[Start INPUT MATERIAL]

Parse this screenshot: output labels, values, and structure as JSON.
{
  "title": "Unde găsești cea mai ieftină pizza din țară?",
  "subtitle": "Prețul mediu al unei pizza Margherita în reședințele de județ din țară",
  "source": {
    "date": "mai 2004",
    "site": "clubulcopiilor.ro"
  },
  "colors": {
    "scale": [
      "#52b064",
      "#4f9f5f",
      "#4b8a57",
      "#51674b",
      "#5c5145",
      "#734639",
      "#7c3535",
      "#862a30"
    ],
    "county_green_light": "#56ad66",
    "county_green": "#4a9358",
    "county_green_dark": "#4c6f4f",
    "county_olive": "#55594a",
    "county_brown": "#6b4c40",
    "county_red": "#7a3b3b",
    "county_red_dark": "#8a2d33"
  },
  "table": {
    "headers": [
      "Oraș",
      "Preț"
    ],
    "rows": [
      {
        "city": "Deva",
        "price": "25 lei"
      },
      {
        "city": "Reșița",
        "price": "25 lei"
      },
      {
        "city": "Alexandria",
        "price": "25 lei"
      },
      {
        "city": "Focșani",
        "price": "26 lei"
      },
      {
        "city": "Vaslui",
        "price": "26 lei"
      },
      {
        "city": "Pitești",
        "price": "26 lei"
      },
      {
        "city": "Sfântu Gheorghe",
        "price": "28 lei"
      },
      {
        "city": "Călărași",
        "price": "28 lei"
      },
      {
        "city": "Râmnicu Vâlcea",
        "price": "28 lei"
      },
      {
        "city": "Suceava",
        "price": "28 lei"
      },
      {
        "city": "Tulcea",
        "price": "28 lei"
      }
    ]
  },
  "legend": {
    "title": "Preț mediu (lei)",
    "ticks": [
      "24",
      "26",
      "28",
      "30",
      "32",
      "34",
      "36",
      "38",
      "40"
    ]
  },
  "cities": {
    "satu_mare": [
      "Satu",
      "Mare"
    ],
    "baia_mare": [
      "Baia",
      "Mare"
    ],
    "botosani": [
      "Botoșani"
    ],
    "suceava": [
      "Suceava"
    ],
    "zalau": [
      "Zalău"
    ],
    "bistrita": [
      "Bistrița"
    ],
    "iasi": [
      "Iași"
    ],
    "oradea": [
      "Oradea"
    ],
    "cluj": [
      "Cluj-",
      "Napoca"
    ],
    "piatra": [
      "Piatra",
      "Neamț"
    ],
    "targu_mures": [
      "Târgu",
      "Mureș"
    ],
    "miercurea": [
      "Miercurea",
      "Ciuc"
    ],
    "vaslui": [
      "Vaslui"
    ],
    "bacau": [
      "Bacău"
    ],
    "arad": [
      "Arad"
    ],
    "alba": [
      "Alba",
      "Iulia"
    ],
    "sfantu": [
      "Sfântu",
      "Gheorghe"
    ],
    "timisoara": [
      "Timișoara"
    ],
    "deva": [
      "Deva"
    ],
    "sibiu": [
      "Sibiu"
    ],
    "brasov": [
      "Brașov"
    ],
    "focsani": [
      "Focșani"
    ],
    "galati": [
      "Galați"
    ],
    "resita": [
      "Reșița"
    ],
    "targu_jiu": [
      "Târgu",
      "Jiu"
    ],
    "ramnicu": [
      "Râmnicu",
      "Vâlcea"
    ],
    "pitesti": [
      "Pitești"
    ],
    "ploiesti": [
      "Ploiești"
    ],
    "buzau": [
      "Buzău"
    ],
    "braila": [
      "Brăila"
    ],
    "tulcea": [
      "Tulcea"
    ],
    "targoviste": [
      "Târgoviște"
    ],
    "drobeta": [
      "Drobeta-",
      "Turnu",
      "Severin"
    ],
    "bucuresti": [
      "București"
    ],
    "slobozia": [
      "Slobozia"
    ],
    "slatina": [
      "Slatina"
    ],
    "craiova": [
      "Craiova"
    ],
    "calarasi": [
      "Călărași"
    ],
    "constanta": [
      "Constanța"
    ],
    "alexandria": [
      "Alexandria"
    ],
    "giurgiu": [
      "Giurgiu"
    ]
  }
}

[End INPUT MATERIAL]

• **WHAT YOU HAVE TO DO**
The whole listing above needs to be written out again exactly.

• **ANSWER TO THIS EXERCISE**
Parse this screenshot: output labels, values, and structure as JSON.
{
  "title": "Unde găsești cea mai ieftină pizza din țară?",
  "subtitle": "Prețul mediu al unei pizza Margherita în reședințele de județ din țară",
  "source": {
    "date": "mai 2004",
    "site": "clubulcopiilor.ro"
  },
  "colors": {
    "scale": [
      "#52b064",
      "#4f9f5f",
      "#4b8a57",
      "#51674b",
      "#5c5145",
      "#734639",
      "#7c3535",
      "#862a30"
    ],
    "county_green_light": "#56ad66",
    "county_green": "#4a9358",
    "county_green_dark": "#4c6f4f",
    "county_olive": "#55594a",
    "county_brown": "#6b4c40",
    "county_red": "#7a3b3b",
    "county_red_dark": "#8a2d33"
  },
  "table": {
    "headers": [
      "Oraș",
      "Preț"
    ],
    "rows": [
      {
        "city": "Deva",
        "price": "25 lei"
      },
      {
        "city": "Reșița",
        "price": "25 lei"
      },
      {
        "city": "Alexandria",
        "price": "25 lei"
      },
      {
        "city": "Focșani",
        "price": "26 lei"
      },
      {
        "city": "Vaslui",
        "price": "26 lei"
      },
      {
        "city": "Pitești",
        "price": "26 lei"
      },
      {
        "city": "Sfântu Gheorghe",
        "price": "28 lei"
      },
      {
        "city": "Călărași",
        "price": "28 lei"
      },
      {
        "city": "Râmnicu Vâlcea",
        "price": "28 lei"
      },
      {
        "city": "Suceava",
        "price": "28 lei"
      },
      {
        "city": "Tulcea",
        "price": "28 lei"
      }
    ]
  },
  "legend": {
    "title": "Preț mediu (lei)",
    "ticks": [
      "24",
      "26",
      "28",
      "30",
      "32",
      "34",
      "36",
      "38",
      "40"
    ]
  },
  "cities": {
    "satu_mare": [
      "Satu",
      "Mare"
    ],
    "baia_mare": [
      "Baia",
      "Mare"
    ],
    "botosani": [
      "Botoșani"
    ],
    "suceava": [
      "Suceava"
    ],
    "zalau": [
      "Zalău"
    ],
    "bistrita": [
      "Bistrița"
    ],
    "iasi": [
      "Iași"
    ],
    "oradea": [
      "Oradea"
    ],
    "cluj": [
      "Cluj-",
      "Napoca"
    ],
    "piatra": [
      "Piatra",
      "Neamț"
    ],
    "targu_mures": [
      "Târgu",
      "Mureș"
    ],
    "miercurea": [
      "Miercurea",
      "Ciuc"
    ],
    "vaslui": [
      "Vaslui"
    ],
    "bacau": [
      "Bacău"
    ],
    "arad": [
      "Arad"
    ],
    "alba": [
      "Alba",
      "Iulia"
    ],
    "sfantu": [
      "Sfântu",
      "Gheorghe"
    ],
    "timisoara": [
      "Timișoara"
    ],
    "deva": [
      "Deva"
    ],
    "sibiu": [
      "Sibiu"
    ],
    "brasov": [
      "Brașov"
    ],
    "focsani": [
      "Focșani"
    ],
    "galati": [
      "Galați"
    ],
    "resita": [
      "Reșița"
    ],
    "targu_jiu": [
      "Târgu",
      "Jiu"
    ],
    "ramnicu": [
      "Râmnicu",
      "Vâlcea"
    ],
    "pitesti": [
      "Pitești"
    ],
    "ploiesti": [
      "Ploiești"
    ],
    "buzau": [
      "Buzău"
    ],
    "braila": [
      "Brăila"
    ],
    "tulcea": [
      "Tulcea"
    ],
    "targoviste": [
      "Târgoviște"
    ],
    "drobeta": [
      "Drobeta-",
      "Turnu",
      "Severin"
    ],
    "bucuresti": [
      "București"
    ],
    "slobozia": [
      "Slobozia"
    ],
    "slatina": [
      "Slatina"
    ],
    "craiova": [
      "Craiova"
    ],
    "calarasi": [
      "Călărași"
    ],
    "constanta": [
      "Constanța"
    ],
    "alexandria": [
      "Alexandria"
    ],
    "giurgiu": [
      "Giurgiu"
    ]
  }
}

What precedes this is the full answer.